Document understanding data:
● ● ● ● ●
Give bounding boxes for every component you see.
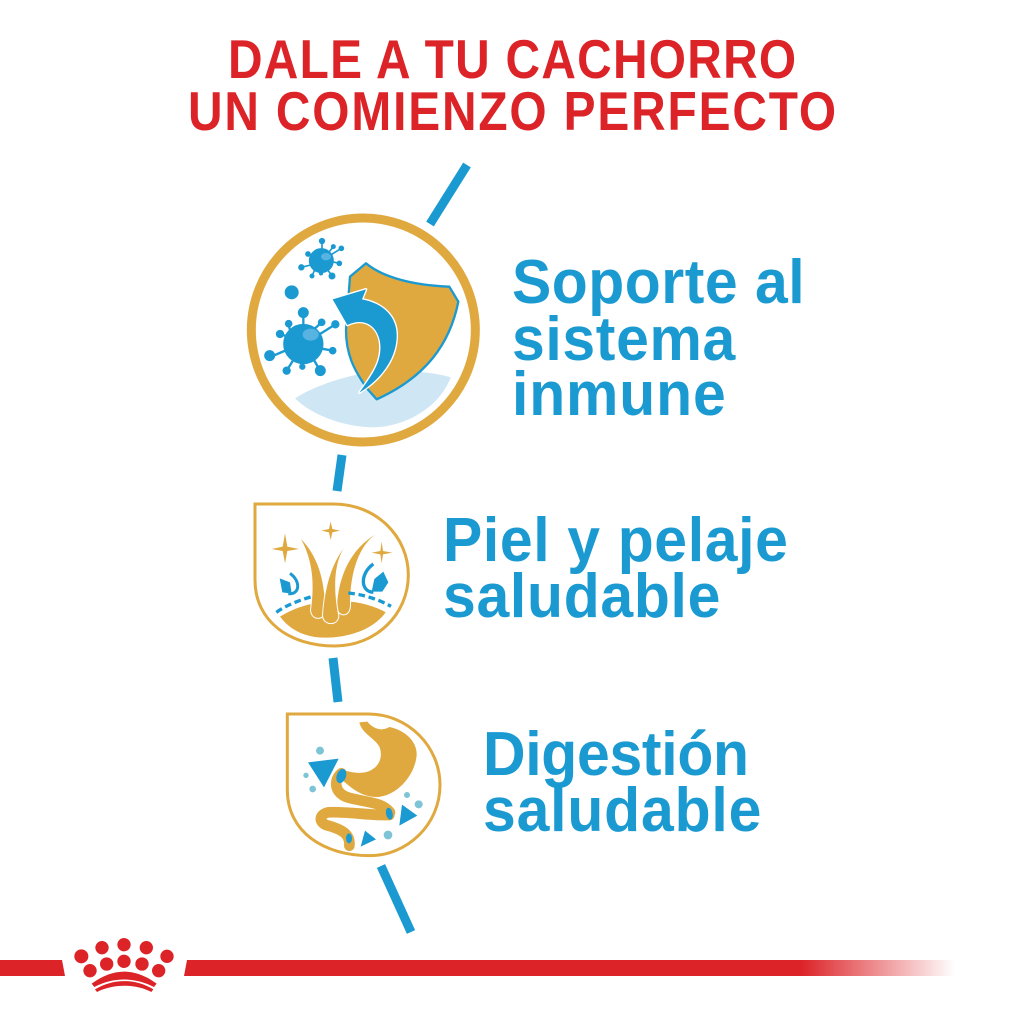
heading: skin and coat: saludable bbox=[443, 561, 720, 630]
timeline line segments bbox=[333, 165, 467, 932]
heading: immune support: Soporte al bbox=[512, 247, 805, 316]
icon: royal crown logo bbox=[74, 938, 174, 992]
heading: skin and coat bbox=[443, 505, 788, 630]
icon: digestion bbox=[287, 714, 440, 856]
virus small bbox=[299, 239, 343, 279]
heading: digestion: Digestión bbox=[483, 719, 749, 788]
title: DALE A TU CACHORRO bbox=[228, 28, 796, 90]
title bbox=[188, 28, 836, 142]
icon: skin and coat bbox=[255, 504, 408, 646]
heading: immune support: inmune bbox=[512, 359, 726, 428]
footer red bar bbox=[0, 960, 955, 976]
virus large bbox=[265, 308, 338, 375]
heading: skin and coat: Piel y pelaje bbox=[443, 505, 788, 574]
heading: immune support bbox=[512, 247, 805, 428]
icon: immune shield bbox=[251, 218, 475, 442]
title: UN COMIENZO PERFECTO bbox=[188, 80, 836, 142]
heading: immune support: sistema bbox=[512, 304, 736, 373]
heading: digestion: saludable bbox=[483, 775, 761, 844]
heading: digestion bbox=[483, 719, 761, 844]
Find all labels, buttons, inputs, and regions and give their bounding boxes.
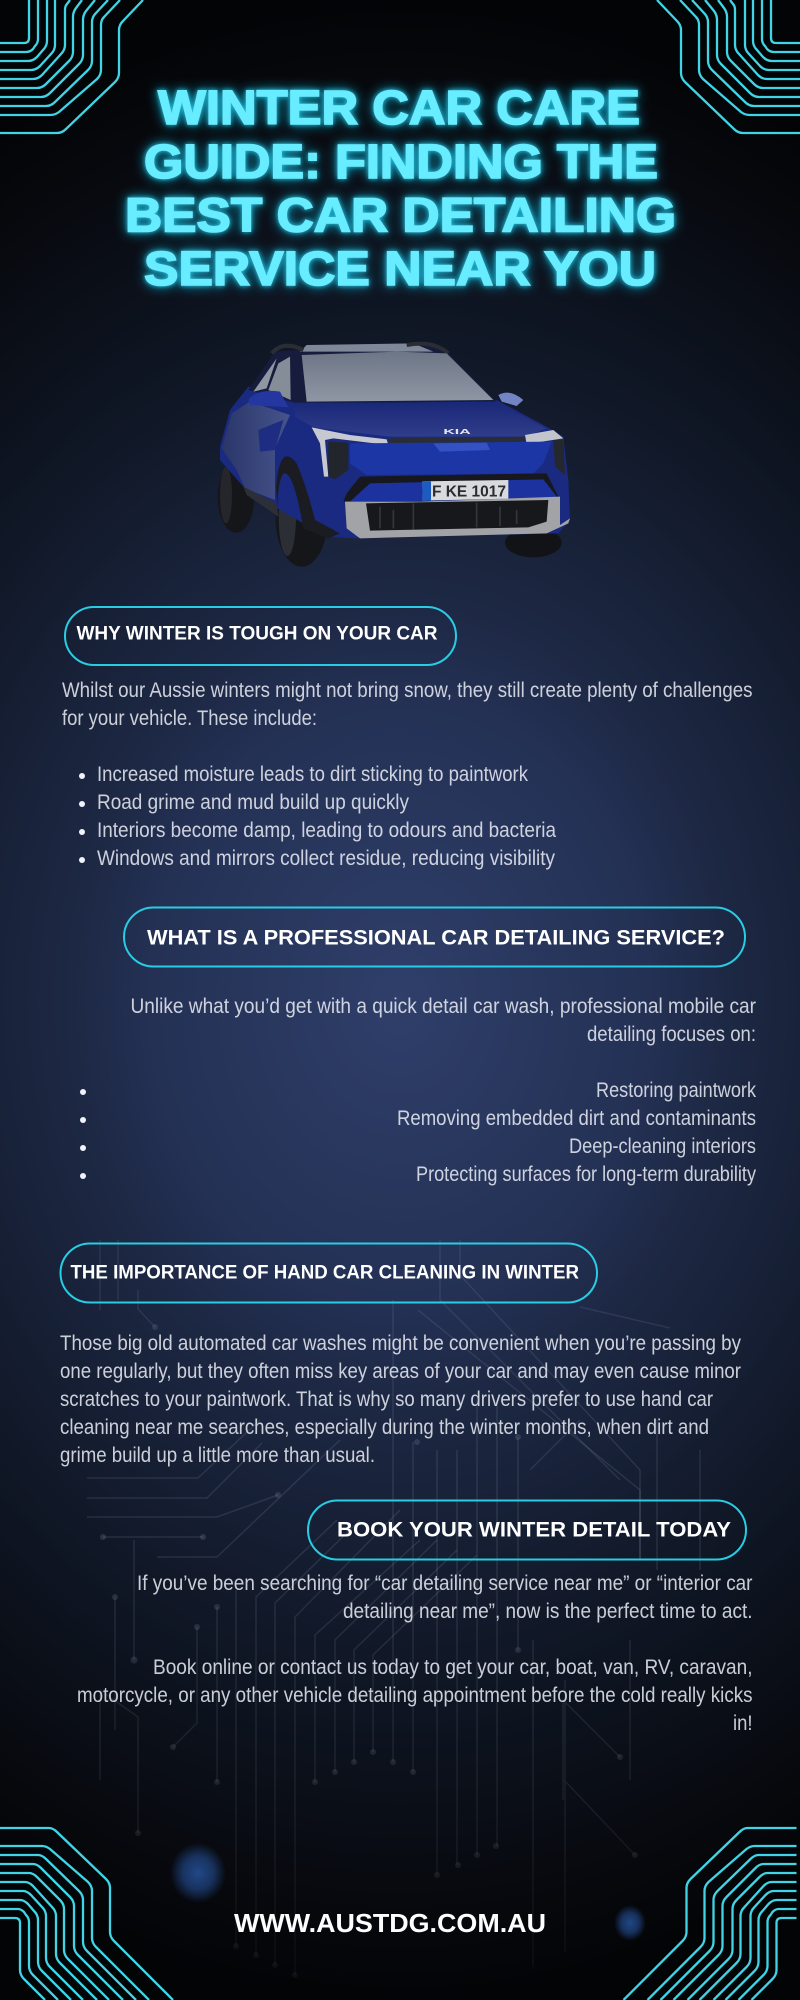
heading: BOOK YOUR WINTER DETAIL TODAY [337,1518,731,1542]
bullet list: Removing embedded dirt and contaminants [397,1107,756,1130]
intro text [130,995,756,1046]
heading: WHY WINTER IS TOUGH ON YOUR CAR [76,624,438,644]
title [125,82,676,296]
corner lines top right [657,0,800,133]
panel: professional detailing [80,908,756,1186]
paragraph two [77,1656,752,1735]
bullet list: Deep-cleaning interiors [569,1135,756,1158]
wheel arch [276,456,340,538]
title: SERVICE NEAR YOU [144,243,656,296]
bumper [345,497,570,538]
intro text: for your vehicle. These include: [62,707,317,730]
mirrors [248,391,288,407]
heading pill [124,908,745,966]
bullet list: Road grime and mud build up quickly [97,791,409,814]
bullet list: Interiors become damp, leading to odours and bacteria [97,819,556,842]
paragraph one: detailing near me”, now is the perfect time to act. [343,1600,752,1623]
heading pill [60,1244,597,1302]
title: WINTER CAR CARE [158,82,640,135]
headlights [312,427,388,477]
paragraph two: in! [733,1712,752,1735]
bullet list [80,1079,756,1186]
heading: WHAT IS A PROFESSIONAL CAR DETAILING SERVICE? [147,926,725,950]
paragraph [60,1332,741,1467]
title: GUIDE: FINDING THE [144,136,658,189]
panel: book your detail [77,1500,752,1735]
paragraph: grime build up a little more than usual. [60,1444,375,1467]
bullet list [79,763,556,870]
bullet list: Windows and mirrors collect residue, reducing visibility [97,847,555,870]
paragraph one: If you’ve been searching for “car detailing service near me” or “interior car [137,1572,752,1595]
number plate: F KE 1017 [432,484,506,501]
heading pill [308,1500,746,1560]
corner lines top left [0,0,143,133]
panel: why winter [62,607,752,870]
paragraph: scratches to your paintwork. That is why so many drivers prefer to use hand car [60,1388,713,1411]
bullet list: Increased moisture leads to dirt sticking to paintwork [97,763,528,786]
background circuit pattern [87,1240,700,1978]
title: BEST CAR DETAILING [125,190,676,242]
footer url: WWW.AUSTDG.COM.AU [234,1908,546,1938]
tyres [218,461,562,567]
bonnet [295,403,547,437]
car image [218,343,570,567]
glow dot right [614,1905,646,1941]
bullet list: Protecting surfaces for long-term durability [416,1163,756,1186]
paragraph one [137,1572,752,1623]
front panel [350,442,552,475]
panel: hand car cleaning [60,1244,741,1467]
kia logo: KIA [443,427,472,436]
corner lines bottom right [624,1828,796,2000]
intro text: detailing focuses on: [587,1023,756,1046]
grille [366,500,548,531]
corner lines bottom left [0,1828,173,2000]
glow dot left [170,1843,226,1903]
car body [220,387,570,538]
bullet list: Restoring paintwork [596,1079,756,1102]
side panel [222,402,290,500]
intro text [62,679,752,730]
paragraph: cleaning near me searches, especially during the winter months, when dirt and [60,1416,709,1439]
paragraph two: Book online or contact us today to get your car, boat, van, RV, caravan, [153,1656,752,1679]
heading: THE IMPORTANCE OF HAND CAR CLEANING IN WINTER [70,1262,579,1284]
paragraph: Those big old automated car washes might be convenient when you’re passing by [60,1332,741,1355]
cabin [248,343,497,403]
intro text: Unlike what you’d get with a quick detail car wash, professional mobile car [130,995,756,1018]
heading pill [65,607,456,665]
● ● ● ● ●
**Exercise**
Find the word "skin" in the entries, then copy out every line that has it.

**The answer**
heading: skin and coat: saludable bbox=[443, 561, 720, 630]
heading: skin and coat bbox=[443, 505, 788, 630]
icon: skin and coat bbox=[255, 504, 408, 646]
heading: skin and coat: Piel y pelaje bbox=[443, 505, 788, 574]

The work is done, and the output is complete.